PAGE EXTRACT:
New Delhi: RSS chief Mohan Bhagwat’s tightly-packed Manipur tour is not a routine organisational engagement, as it happened after years. It is a calibrated move on the part of the Sangh that could shape the state’s political and administrative future.
Signals had already been emanating from Nagpur, the RSS headquarter and from the substantial corners of Delhi over the past few weeks, but the RSS Sarsanghchalak’s 48-hour visit stitches them into a coherent political message. What happens in Manipur next will now be determined as much by the Sangh’s reading of the ground as by the Centre’s calculus. And, Bhagwat’s presence bridges both.
The first hint came when RSS general secretary Dattatreya Hosabale, speaking after the organisation’s Akhil Bharatiya Pratinidhi Sabha (ABPS) in Jabalpur, declared that Manipur was “ready to get its government back and the people are willing.”
The statement was unusually direct and came at a moment when the state remained under political uncertainty. Hosabale’s words were interpreted as a nudge to the Centre that restoring the elected government may now be administratively feasible and socially acceptable as well. For Manipur’s political class, this was the first smoke signal that the Sangh now wants normalcy to be restored through political reinstatement, not prolonged central control.

GIVEN INFORMATION:
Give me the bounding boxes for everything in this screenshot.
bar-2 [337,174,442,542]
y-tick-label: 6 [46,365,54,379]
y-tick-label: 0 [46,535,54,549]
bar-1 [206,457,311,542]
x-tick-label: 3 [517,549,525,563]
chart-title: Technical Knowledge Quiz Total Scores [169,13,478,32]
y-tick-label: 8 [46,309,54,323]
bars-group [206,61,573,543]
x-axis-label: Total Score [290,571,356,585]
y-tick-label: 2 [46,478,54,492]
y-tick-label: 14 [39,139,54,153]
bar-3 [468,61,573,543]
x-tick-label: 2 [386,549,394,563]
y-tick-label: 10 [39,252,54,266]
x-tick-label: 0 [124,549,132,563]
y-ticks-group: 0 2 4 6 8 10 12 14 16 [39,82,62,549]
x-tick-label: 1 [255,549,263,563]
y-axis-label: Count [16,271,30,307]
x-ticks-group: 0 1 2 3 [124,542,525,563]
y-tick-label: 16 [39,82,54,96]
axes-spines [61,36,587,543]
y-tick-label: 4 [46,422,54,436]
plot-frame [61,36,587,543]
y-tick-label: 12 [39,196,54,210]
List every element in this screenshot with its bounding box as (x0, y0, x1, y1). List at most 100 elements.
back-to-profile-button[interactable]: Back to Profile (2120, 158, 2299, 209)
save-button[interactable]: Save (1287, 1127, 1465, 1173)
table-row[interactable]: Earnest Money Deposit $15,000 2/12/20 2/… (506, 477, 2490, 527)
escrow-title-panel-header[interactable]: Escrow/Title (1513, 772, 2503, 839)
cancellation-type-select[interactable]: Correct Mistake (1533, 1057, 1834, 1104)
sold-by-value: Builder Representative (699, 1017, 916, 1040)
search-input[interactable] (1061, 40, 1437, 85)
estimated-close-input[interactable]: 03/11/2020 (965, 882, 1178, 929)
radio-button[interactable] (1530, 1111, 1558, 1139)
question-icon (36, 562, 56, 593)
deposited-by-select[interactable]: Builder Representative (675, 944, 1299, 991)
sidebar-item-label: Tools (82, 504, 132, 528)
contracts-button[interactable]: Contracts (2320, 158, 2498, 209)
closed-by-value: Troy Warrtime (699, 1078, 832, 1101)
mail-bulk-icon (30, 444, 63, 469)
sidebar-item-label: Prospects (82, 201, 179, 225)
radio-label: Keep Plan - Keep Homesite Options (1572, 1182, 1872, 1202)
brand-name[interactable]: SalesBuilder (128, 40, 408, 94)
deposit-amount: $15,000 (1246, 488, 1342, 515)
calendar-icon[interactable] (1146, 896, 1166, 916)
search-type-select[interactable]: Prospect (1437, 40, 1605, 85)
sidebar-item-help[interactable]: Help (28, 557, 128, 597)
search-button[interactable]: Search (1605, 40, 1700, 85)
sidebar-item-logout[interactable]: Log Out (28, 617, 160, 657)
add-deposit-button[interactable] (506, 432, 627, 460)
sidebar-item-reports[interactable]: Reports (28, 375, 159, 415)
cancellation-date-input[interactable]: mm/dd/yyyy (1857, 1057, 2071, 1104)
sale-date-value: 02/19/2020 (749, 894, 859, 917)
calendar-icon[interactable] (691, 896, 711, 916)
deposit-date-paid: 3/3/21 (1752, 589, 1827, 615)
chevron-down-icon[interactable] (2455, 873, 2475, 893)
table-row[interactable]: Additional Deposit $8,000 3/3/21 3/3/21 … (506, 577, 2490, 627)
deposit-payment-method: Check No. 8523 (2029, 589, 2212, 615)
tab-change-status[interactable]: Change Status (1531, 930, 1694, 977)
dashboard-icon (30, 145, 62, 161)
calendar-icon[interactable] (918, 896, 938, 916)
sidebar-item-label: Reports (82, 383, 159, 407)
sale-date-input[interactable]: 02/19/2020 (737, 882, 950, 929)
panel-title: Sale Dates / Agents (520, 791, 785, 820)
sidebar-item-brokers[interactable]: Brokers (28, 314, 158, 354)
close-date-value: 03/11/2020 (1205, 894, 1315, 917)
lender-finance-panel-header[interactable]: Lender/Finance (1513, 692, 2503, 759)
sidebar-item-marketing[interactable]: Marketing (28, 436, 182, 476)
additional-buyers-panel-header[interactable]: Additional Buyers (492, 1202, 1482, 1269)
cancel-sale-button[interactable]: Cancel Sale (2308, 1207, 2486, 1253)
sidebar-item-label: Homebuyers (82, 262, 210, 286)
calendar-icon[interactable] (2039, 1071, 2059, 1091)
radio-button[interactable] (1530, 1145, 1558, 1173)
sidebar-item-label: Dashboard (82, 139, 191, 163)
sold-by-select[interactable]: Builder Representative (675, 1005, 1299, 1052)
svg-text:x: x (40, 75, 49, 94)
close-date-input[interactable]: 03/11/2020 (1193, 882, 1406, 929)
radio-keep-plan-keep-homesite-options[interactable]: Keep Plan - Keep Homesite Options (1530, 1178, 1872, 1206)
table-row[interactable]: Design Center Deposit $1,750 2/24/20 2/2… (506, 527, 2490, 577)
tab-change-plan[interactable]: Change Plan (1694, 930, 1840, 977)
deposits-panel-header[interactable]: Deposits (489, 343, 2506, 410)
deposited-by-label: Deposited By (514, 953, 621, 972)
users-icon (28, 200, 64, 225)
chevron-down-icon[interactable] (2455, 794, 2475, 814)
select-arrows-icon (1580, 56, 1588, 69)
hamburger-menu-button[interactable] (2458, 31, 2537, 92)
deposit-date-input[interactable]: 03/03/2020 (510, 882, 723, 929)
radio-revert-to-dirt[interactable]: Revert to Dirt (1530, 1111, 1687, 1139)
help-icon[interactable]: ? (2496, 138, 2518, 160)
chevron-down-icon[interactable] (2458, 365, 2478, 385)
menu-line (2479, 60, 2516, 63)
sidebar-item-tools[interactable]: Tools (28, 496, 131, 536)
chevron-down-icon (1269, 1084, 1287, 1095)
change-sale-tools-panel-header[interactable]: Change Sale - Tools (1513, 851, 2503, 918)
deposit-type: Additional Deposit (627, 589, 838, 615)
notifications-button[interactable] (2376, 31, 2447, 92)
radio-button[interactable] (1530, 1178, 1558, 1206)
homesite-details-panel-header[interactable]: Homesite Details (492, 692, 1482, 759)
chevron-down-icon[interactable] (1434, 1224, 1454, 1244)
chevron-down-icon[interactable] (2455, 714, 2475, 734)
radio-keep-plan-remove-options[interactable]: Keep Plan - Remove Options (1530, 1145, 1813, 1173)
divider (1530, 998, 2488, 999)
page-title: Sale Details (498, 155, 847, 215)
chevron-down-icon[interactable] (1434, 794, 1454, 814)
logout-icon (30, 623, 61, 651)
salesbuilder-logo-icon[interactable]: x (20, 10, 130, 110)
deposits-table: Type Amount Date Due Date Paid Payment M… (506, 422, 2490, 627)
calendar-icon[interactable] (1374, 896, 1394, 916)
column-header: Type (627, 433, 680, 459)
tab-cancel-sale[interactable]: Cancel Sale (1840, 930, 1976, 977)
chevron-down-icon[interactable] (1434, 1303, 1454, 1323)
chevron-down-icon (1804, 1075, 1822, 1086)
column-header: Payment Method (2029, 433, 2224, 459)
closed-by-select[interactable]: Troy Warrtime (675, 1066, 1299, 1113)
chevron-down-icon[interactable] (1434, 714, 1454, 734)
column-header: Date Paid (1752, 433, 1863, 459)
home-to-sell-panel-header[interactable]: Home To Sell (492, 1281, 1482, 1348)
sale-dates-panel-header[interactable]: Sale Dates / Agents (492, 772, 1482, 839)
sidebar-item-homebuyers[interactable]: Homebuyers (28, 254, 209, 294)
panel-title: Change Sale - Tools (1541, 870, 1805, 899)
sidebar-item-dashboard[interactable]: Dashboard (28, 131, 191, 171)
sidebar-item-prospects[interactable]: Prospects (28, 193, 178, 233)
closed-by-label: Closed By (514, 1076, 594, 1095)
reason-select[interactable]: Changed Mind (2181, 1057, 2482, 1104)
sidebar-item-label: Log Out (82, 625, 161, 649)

WHAT IS ASKED:
A - In the article on Mohan Bhagwat's Manipur tour, translate this sentence into Spanish: "The statement was unusually direct and came at a moment when the state remained under political uncertainty."
B - Using the article on Mohan Bhagwat's Manipur tour, explain in one to three sentences why the tour is described as "not a routine organisational engagement."
C - In the article on Mohan Bhagwat's Manipur tour, rewrite the paragraph beginning "Signals had already been emanating" more briefly, keeping its main facts.

TASK RESULTS:
A - La declaración fue inusualmente directa y llegó en un momento en que el estado seguía sumido en la incertidumbre política.

B - The tour is not routine because it took place after years. The article calls it a calibrated move by the Sangh that could shape Manipur's political and administrative future.

C - For the past few weeks, signals have come from Nagpur, where the RSS is headquartered, and from substantial corners of Delhi. Bhagwat's 48-hour visit ties them into one coherent political message. Manipur's next steps will depend as much on the Sangh's reading of the ground as on the Centre's calculus, and Bhagwat's presence bridges both.